[Items from a data source]
● ● ● ● ● ● ●

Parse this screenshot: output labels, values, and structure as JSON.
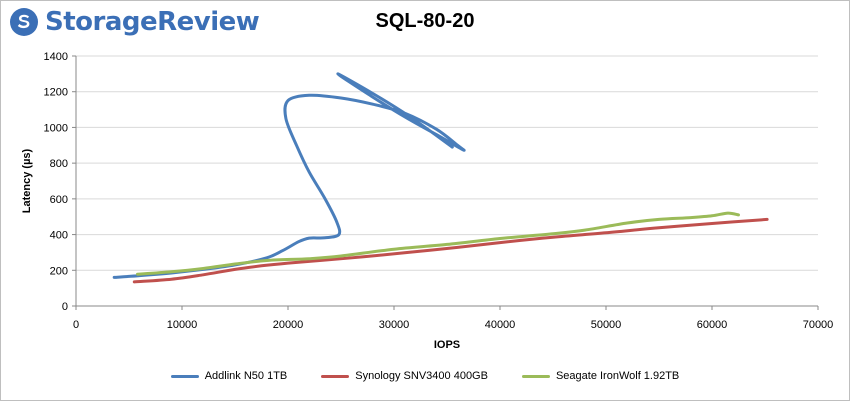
{
  "brand": {
    "logo_text": "StorageReview",
    "logo_icon": "storage-review-logo-icon",
    "logo_color": "#3b6fb6"
  },
  "chart_data": {
    "type": "line",
    "title": "SQL-80-20",
    "xlabel": "IOPS",
    "ylabel": "Latency (µs)",
    "xlim": [
      0,
      70000
    ],
    "ylim": [
      0,
      1400
    ],
    "x_ticks": [
      0,
      10000,
      20000,
      30000,
      40000,
      50000,
      60000,
      70000
    ],
    "y_ticks": [
      0,
      200,
      400,
      600,
      800,
      1000,
      1200,
      1400
    ],
    "grid": {
      "horizontal": true,
      "vertical": false
    },
    "legend": "bottom",
    "series": [
      {
        "name": "Addlink N50 1TB",
        "color": "#4a7ebb",
        "points": [
          [
            3600,
            160
          ],
          [
            6000,
            170
          ],
          [
            9000,
            185
          ],
          [
            12000,
            205
          ],
          [
            15000,
            230
          ],
          [
            18000,
            270
          ],
          [
            19500,
            310
          ],
          [
            21000,
            360
          ],
          [
            22000,
            380
          ],
          [
            23500,
            382
          ],
          [
            24800,
            400
          ],
          [
            24600,
            470
          ],
          [
            23500,
            600
          ],
          [
            22000,
            750
          ],
          [
            20800,
            900
          ],
          [
            19800,
            1050
          ],
          [
            20000,
            1150
          ],
          [
            22000,
            1180
          ],
          [
            25000,
            1165
          ],
          [
            28000,
            1130
          ],
          [
            31000,
            1080
          ],
          [
            34000,
            990
          ],
          [
            36000,
            900
          ],
          [
            36500,
            875
          ],
          [
            34000,
            960
          ],
          [
            31000,
            1060
          ],
          [
            28000,
            1170
          ],
          [
            24700,
            1300
          ],
          [
            28000,
            1190
          ],
          [
            31500,
            1060
          ],
          [
            35500,
            890
          ]
        ]
      },
      {
        "name": "Synology SNV3400 400GB",
        "color": "#c0504d",
        "points": [
          [
            5500,
            135
          ],
          [
            9000,
            150
          ],
          [
            12000,
            175
          ],
          [
            15000,
            205
          ],
          [
            17500,
            225
          ],
          [
            20000,
            240
          ],
          [
            23000,
            255
          ],
          [
            27000,
            275
          ],
          [
            31000,
            298
          ],
          [
            36000,
            328
          ],
          [
            40000,
            355
          ],
          [
            45000,
            385
          ],
          [
            50000,
            410
          ],
          [
            55000,
            438
          ],
          [
            60000,
            462
          ],
          [
            65200,
            485
          ]
        ]
      },
      {
        "name": "Seagate IronWolf 1.92TB",
        "color": "#9bbb59",
        "points": [
          [
            5800,
            178
          ],
          [
            9000,
            192
          ],
          [
            12000,
            210
          ],
          [
            15000,
            235
          ],
          [
            18000,
            255
          ],
          [
            22000,
            265
          ],
          [
            25000,
            280
          ],
          [
            30000,
            318
          ],
          [
            35000,
            345
          ],
          [
            40000,
            378
          ],
          [
            45000,
            405
          ],
          [
            48000,
            425
          ],
          [
            52000,
            465
          ],
          [
            55000,
            485
          ],
          [
            58000,
            495
          ],
          [
            60000,
            505
          ],
          [
            61500,
            520
          ],
          [
            62500,
            510
          ]
        ]
      }
    ]
  }
}
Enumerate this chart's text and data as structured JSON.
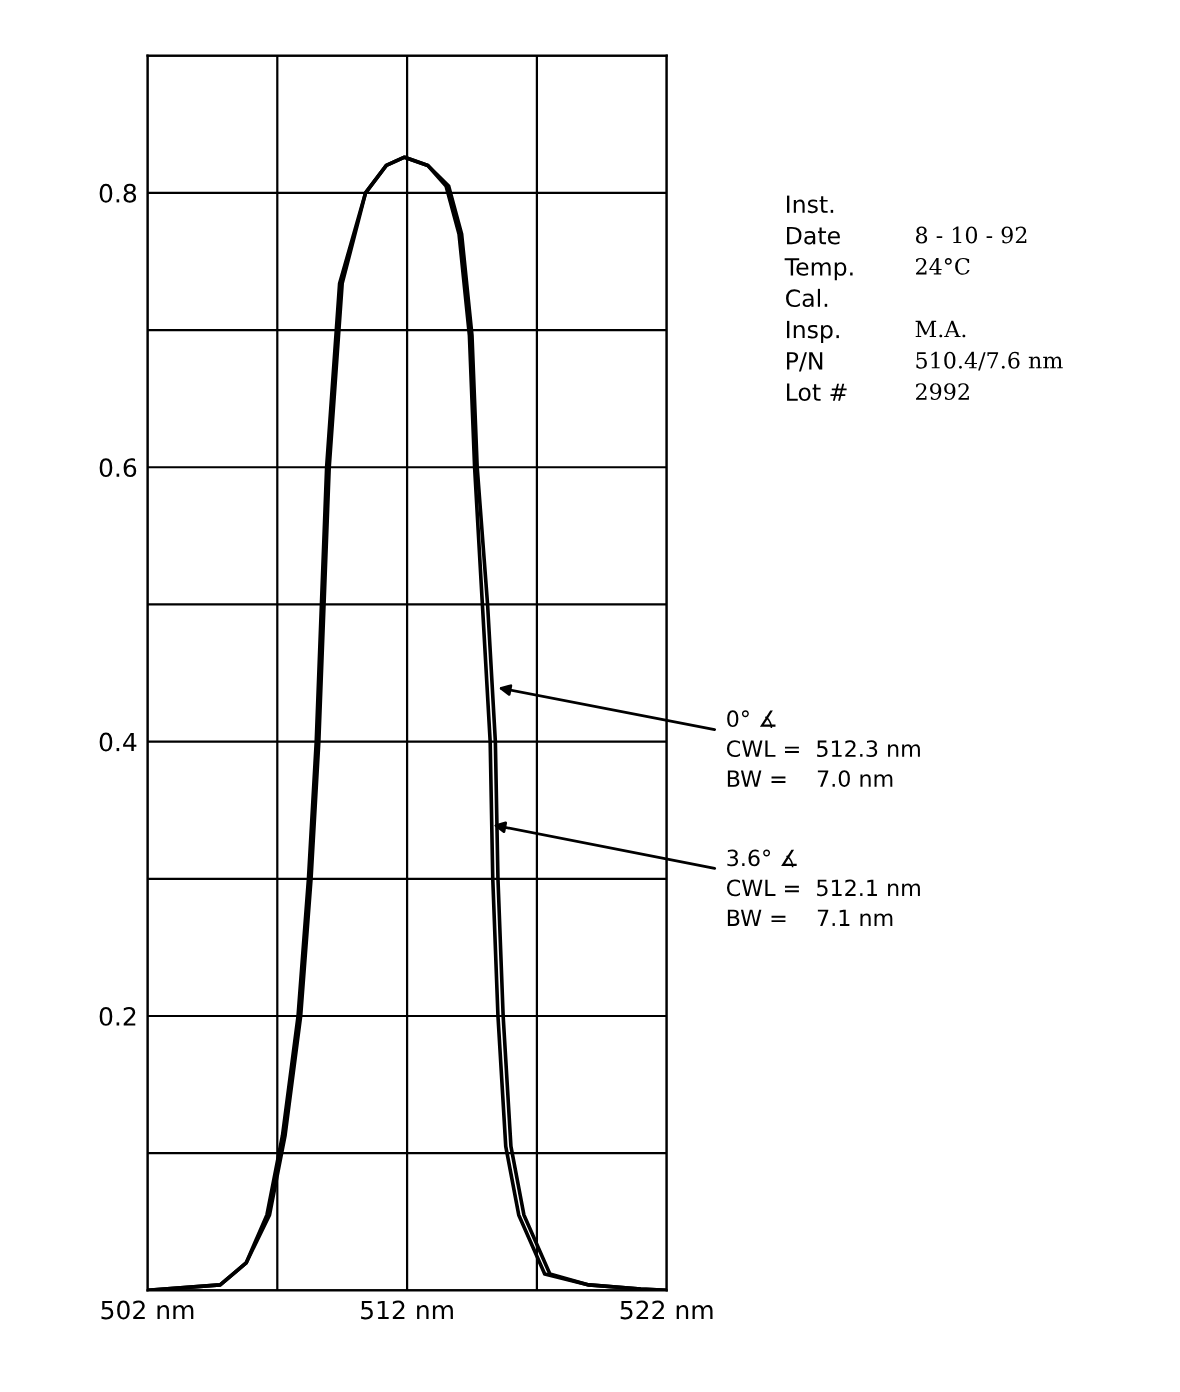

● ● ● ● ● ● ●

### Written request
Exact duplication of all the records is required; pictures are omitted from the copy.

### Task answer
Parse this screenshot: output labels, values, and structure as JSON.
{
  "brand": {
    "logo_text": "StorageReview",
    "logo_icon": "storage-review-logo-icon",
    "logo_color": "#3b6fb6"
  },
  "chart_data": {
    "type": "line",
    "title": "SQL-80-20",
    "xlabel": "IOPS",
    "ylabel": "Latency (µs)",
    "xlim": [
      0,
      70000
    ],
    "ylim": [
      0,
      1400
    ],
    "x_ticks": [
      0,
      10000,
      20000,
      30000,
      40000,
      50000,
      60000,
      70000
    ],
    "y_ticks": [
      0,
      200,
      400,
      600,
      800,
      1000,
      1200,
      1400
    ],
    "grid": {
      "horizontal": true,
      "vertical": false
    },
    "legend": "bottom",
    "series": [
      {
        "name": "Addlink N50 1TB",
        "color": "#4a7ebb",
        "points": [
          [
            3600,
            160
          ],
          [
            6000,
            170
          ],
          [
            9000,
            185
          ],
          [
            12000,
            205
          ],
          [
            15000,
            230
          ],
          [
            18000,
            270
          ],
          [
            19500,
            310
          ],
          [
            21000,
            360
          ],
          [
            22000,
            380
          ],
          [
            23500,
            382
          ],
          [
            24800,
            400
          ],
          [
            24600,
            470
          ],
          [
            23500,
            600
          ],
          [
            22000,
            750
          ],
          [
            20800,
            900
          ],
          [
            19800,
            1050
          ],
          [
            20000,
            1150
          ],
          [
            22000,
            1180
          ],
          [
            25000,
            1165
          ],
          [
            28000,
            1130
          ],
          [
            31000,
            1080
          ],
          [
            34000,
            990
          ],
          [
            36000,
            900
          ],
          [
            36500,
            875
          ],
          [
            34000,
            960
          ],
          [
            31000,
            1060
          ],
          [
            28000,
            1170
          ],
          [
            24700,
            1300
          ],
          [
            28000,
            1190
          ],
          [
            31500,
            1060
          ],
          [
            35500,
            890
          ]
        ]
      },
      {
        "name": "Synology SNV3400 400GB",
        "color": "#c0504d",
        "points": [
          [
            5500,
            135
          ],
          [
            9000,
            150
          ],
          [
            12000,
            175
          ],
          [
            15000,
            205
          ],
          [
            17500,
            225
          ],
          [
            20000,
            240
          ],
          [
            23000,
            255
          ],
          [
            27000,
            275
          ],
          [
            31000,
            298
          ],
          [
            36000,
            328
          ],
          [
            40000,
            355
          ],
          [
            45000,
            385
          ],
          [
            50000,
            410
          ],
          [
            55000,
            438
          ],
          [
            60000,
            462
          ],
          [
            65200,
            485
          ]
        ]
      },
      {
        "name": "Seagate IronWolf 1.92TB",
        "color": "#9bbb59",
        "points": [
          [
            5800,
            178
          ],
          [
            9000,
            192
          ],
          [
            12000,
            210
          ],
          [
            15000,
            235
          ],
          [
            18000,
            255
          ],
          [
            22000,
            265
          ],
          [
            25000,
            280
          ],
          [
            30000,
            318
          ],
          [
            35000,
            345
          ],
          [
            40000,
            378
          ],
          [
            45000,
            405
          ],
          [
            48000,
            425
          ],
          [
            52000,
            465
          ],
          [
            55000,
            485
          ],
          [
            58000,
            495
          ],
          [
            60000,
            505
          ],
          [
            61500,
            520
          ],
          [
            62500,
            510
          ]
        ]
      }
    ]
  }
}
Enumerate this chart's text and data as structured JSON.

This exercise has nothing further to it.